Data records
================================

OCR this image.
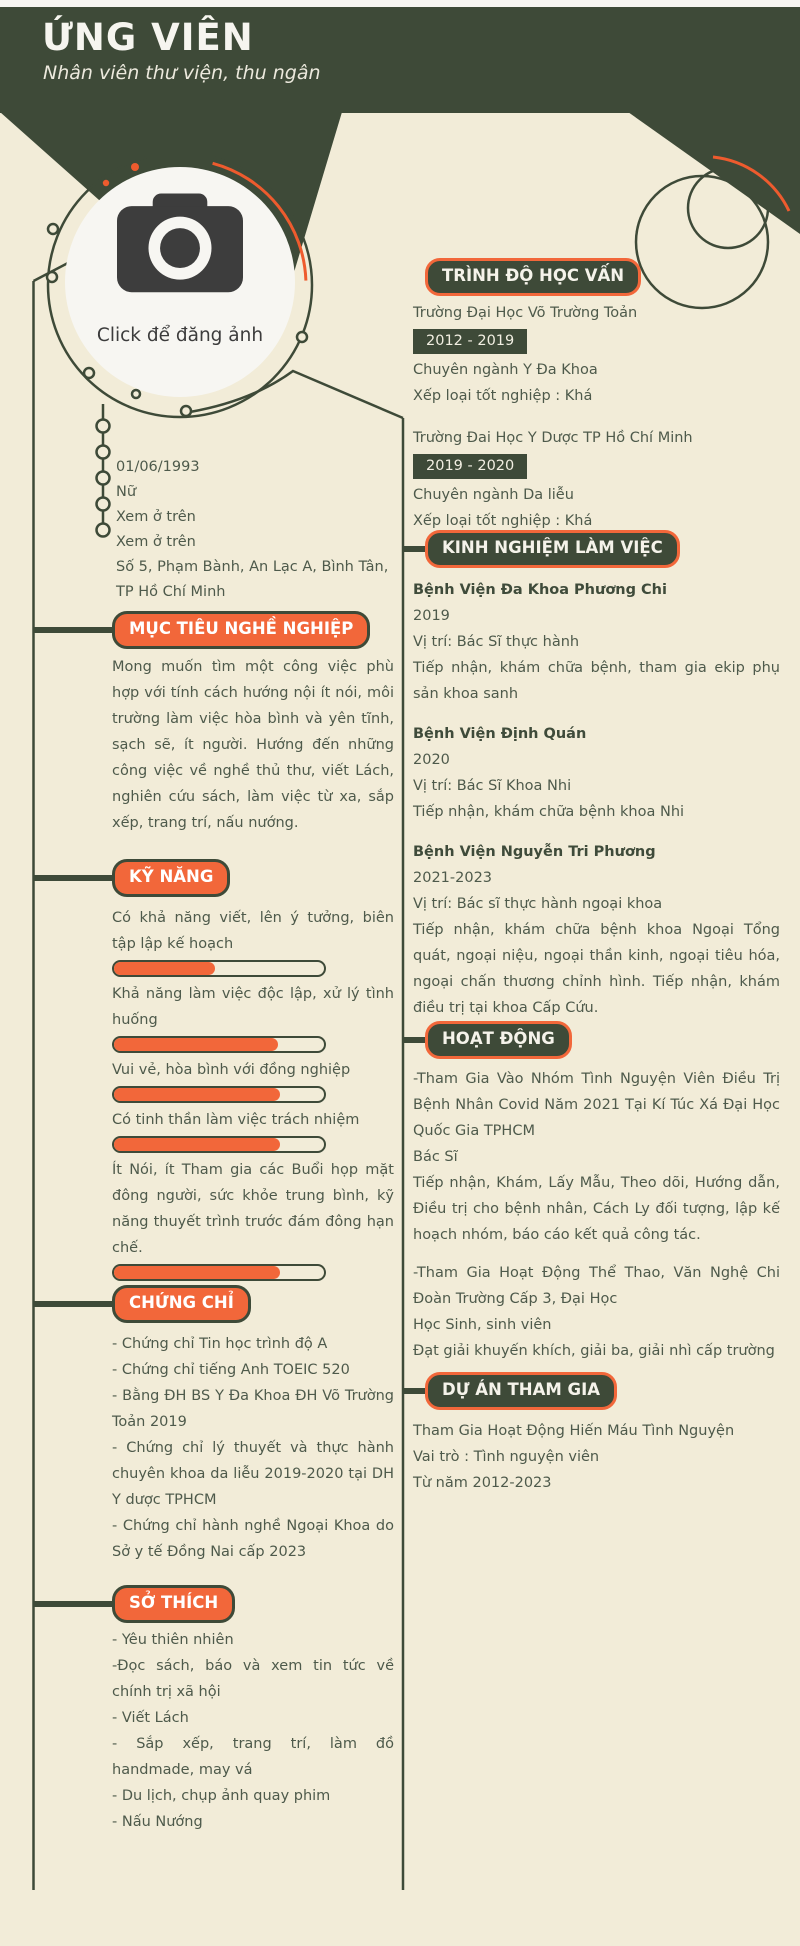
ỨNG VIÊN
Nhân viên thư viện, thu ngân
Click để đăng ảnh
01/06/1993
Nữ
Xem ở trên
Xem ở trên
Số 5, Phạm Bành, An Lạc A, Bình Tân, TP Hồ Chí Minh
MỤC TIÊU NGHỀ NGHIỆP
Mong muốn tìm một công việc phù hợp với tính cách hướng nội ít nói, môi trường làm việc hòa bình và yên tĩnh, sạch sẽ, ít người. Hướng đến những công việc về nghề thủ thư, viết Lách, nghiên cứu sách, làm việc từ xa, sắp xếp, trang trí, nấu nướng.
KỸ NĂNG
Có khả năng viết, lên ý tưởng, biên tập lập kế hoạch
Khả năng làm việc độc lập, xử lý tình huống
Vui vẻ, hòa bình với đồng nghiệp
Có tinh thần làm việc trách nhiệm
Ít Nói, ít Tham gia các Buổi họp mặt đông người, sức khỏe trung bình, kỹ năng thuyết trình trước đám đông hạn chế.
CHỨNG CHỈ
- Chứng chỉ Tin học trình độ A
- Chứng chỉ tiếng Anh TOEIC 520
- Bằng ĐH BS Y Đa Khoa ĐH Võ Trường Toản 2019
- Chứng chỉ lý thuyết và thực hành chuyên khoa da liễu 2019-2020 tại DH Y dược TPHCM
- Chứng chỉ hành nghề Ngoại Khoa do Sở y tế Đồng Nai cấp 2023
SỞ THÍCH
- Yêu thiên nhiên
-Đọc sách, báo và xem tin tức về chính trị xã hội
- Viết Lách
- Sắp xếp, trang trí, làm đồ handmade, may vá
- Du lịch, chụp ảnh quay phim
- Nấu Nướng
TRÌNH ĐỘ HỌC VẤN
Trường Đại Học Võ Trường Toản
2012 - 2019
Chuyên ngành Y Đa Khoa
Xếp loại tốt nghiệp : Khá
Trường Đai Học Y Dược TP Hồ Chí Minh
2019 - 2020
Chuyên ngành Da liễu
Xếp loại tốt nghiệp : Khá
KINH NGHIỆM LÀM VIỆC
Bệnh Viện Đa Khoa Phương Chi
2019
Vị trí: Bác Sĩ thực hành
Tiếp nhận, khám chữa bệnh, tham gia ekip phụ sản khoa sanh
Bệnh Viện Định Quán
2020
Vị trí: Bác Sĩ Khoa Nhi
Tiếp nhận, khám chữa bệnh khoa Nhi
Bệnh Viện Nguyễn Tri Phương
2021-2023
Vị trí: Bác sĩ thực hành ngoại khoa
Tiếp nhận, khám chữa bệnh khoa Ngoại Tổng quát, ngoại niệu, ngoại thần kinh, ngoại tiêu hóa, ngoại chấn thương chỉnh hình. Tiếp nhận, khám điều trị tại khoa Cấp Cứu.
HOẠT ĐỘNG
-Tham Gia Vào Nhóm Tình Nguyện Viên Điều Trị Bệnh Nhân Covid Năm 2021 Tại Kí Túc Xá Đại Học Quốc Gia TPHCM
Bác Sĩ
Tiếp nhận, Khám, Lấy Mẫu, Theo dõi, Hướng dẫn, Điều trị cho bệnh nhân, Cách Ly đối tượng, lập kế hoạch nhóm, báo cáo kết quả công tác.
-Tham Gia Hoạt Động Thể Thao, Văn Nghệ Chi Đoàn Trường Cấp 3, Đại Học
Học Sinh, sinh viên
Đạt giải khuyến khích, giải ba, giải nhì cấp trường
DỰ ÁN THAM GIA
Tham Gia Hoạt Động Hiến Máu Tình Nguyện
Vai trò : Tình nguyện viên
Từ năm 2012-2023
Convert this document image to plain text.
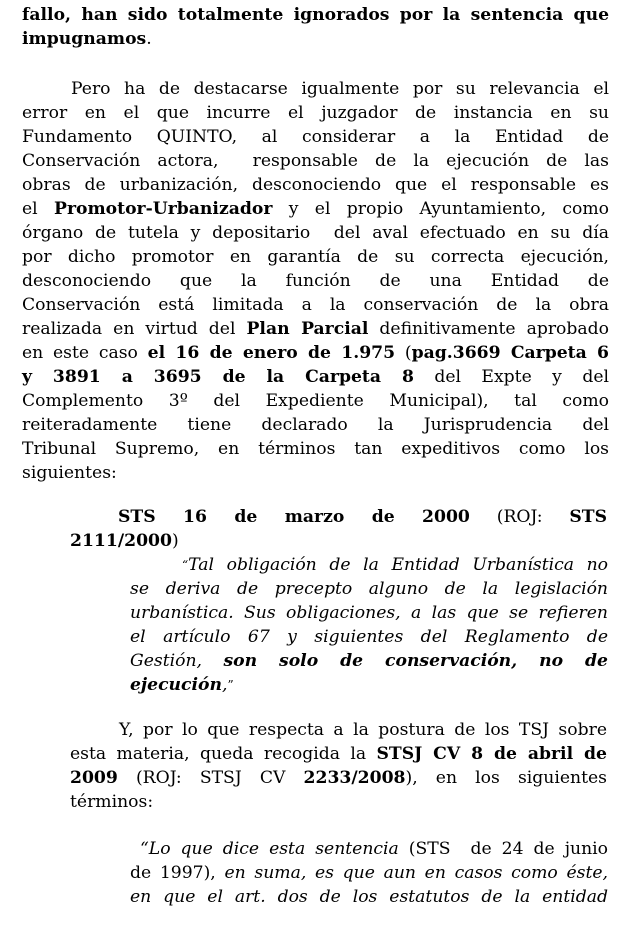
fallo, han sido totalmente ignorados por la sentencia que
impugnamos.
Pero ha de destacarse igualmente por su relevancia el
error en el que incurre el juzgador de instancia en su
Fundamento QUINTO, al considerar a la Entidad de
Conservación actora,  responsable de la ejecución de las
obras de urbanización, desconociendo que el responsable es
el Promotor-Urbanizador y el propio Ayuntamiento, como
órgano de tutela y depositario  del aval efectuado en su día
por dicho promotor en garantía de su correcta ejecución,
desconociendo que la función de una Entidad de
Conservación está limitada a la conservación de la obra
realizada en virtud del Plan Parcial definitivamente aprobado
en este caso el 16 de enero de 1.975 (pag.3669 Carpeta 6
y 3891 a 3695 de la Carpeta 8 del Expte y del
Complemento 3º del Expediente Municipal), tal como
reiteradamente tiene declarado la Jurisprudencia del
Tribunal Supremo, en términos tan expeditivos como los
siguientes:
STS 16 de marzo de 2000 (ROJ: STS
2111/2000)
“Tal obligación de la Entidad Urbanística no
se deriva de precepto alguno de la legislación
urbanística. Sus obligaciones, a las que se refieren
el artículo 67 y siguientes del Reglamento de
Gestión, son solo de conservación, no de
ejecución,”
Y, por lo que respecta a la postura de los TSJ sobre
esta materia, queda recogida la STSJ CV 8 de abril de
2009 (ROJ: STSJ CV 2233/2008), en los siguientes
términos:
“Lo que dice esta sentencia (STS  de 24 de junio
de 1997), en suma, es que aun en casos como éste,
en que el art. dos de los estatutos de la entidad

================================

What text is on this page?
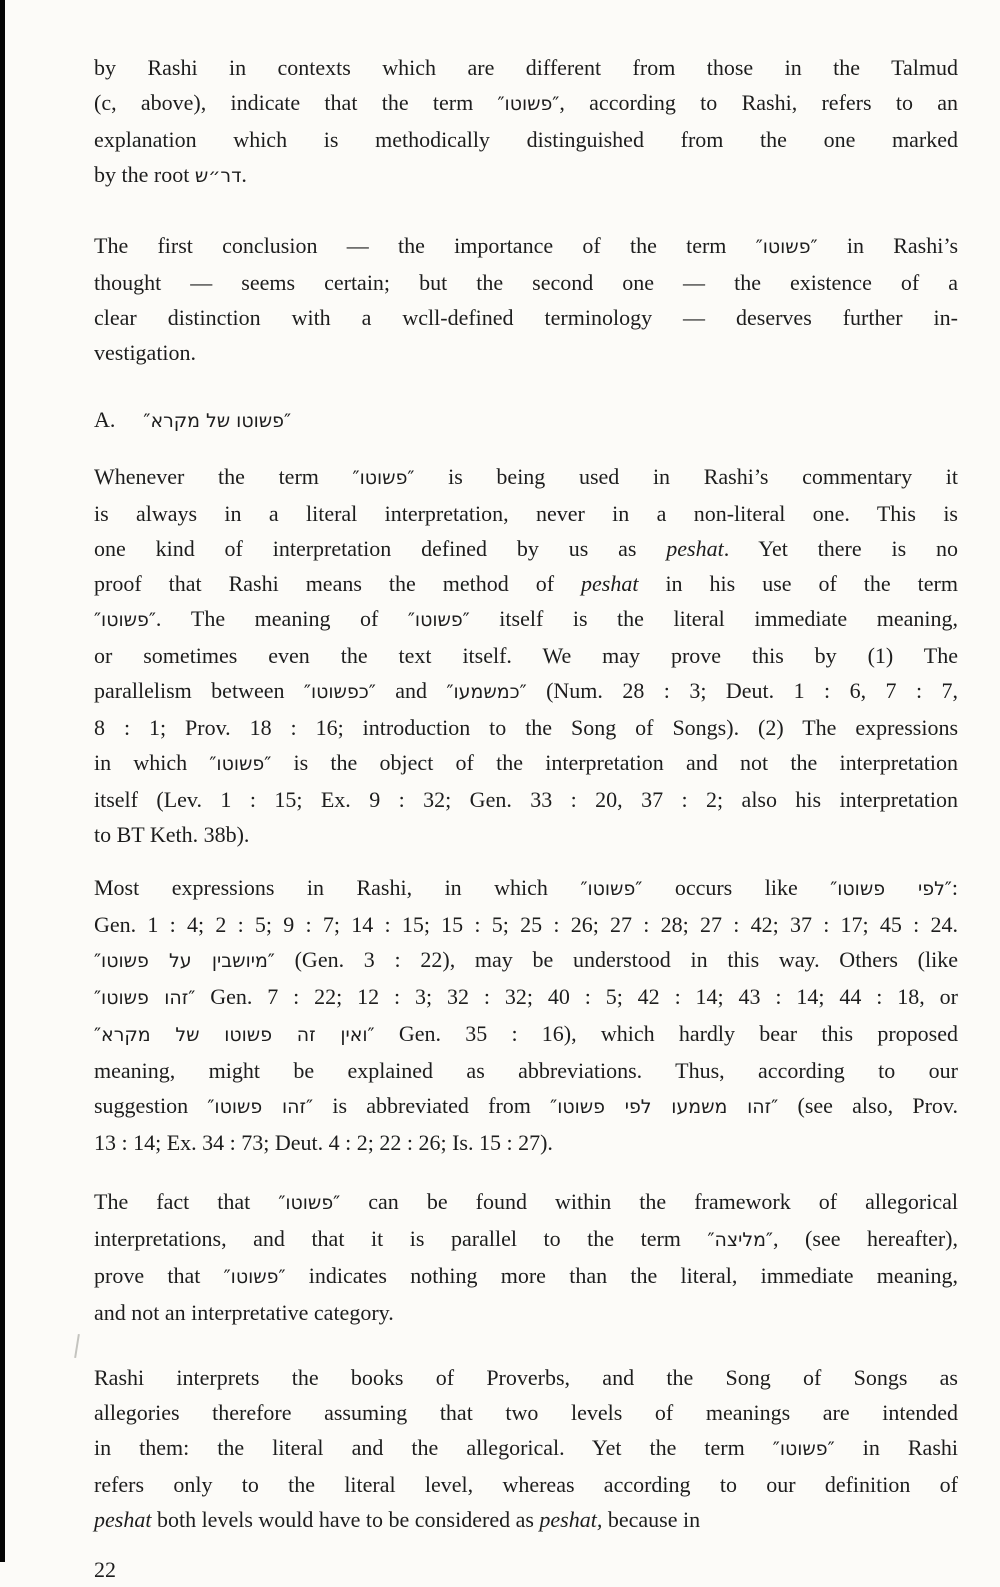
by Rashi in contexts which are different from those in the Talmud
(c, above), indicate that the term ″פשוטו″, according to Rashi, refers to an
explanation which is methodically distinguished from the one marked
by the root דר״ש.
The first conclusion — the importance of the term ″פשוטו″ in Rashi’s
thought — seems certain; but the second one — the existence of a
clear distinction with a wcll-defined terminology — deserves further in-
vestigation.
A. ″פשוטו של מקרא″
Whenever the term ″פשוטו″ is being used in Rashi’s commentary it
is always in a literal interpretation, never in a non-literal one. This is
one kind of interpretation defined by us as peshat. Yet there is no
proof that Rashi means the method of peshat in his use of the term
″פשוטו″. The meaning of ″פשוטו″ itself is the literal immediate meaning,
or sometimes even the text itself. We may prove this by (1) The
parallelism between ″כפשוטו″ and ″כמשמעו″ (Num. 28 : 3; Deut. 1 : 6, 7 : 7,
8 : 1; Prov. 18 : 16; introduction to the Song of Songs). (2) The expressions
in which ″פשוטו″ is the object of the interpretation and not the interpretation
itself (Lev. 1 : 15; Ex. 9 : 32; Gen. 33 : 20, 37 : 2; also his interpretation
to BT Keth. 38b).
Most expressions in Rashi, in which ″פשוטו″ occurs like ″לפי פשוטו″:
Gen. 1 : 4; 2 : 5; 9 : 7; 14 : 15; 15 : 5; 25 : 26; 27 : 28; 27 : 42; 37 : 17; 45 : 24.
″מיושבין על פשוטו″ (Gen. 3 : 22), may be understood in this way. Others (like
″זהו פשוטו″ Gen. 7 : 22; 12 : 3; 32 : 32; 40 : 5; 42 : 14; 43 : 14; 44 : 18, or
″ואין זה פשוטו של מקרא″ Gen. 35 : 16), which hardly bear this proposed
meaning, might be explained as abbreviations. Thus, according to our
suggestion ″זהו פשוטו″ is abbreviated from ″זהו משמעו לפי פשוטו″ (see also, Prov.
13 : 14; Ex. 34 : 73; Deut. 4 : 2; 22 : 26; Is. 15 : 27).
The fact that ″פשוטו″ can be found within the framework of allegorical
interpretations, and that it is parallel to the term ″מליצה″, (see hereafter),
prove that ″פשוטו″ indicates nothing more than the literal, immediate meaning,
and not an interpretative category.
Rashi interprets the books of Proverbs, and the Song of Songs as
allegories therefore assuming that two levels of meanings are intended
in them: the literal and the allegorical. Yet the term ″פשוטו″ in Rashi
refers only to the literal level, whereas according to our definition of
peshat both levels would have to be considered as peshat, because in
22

================================

» **REQUIRED TASK**
Look through the material and copy each line that has "Song".

» **RESULT FOR THIS TASK**
8 : 1; Prov. 18 : 16; introduction to the Song of Songs). (2) The expressions
Rashi interprets the books of Proverbs, and the Song of Songs as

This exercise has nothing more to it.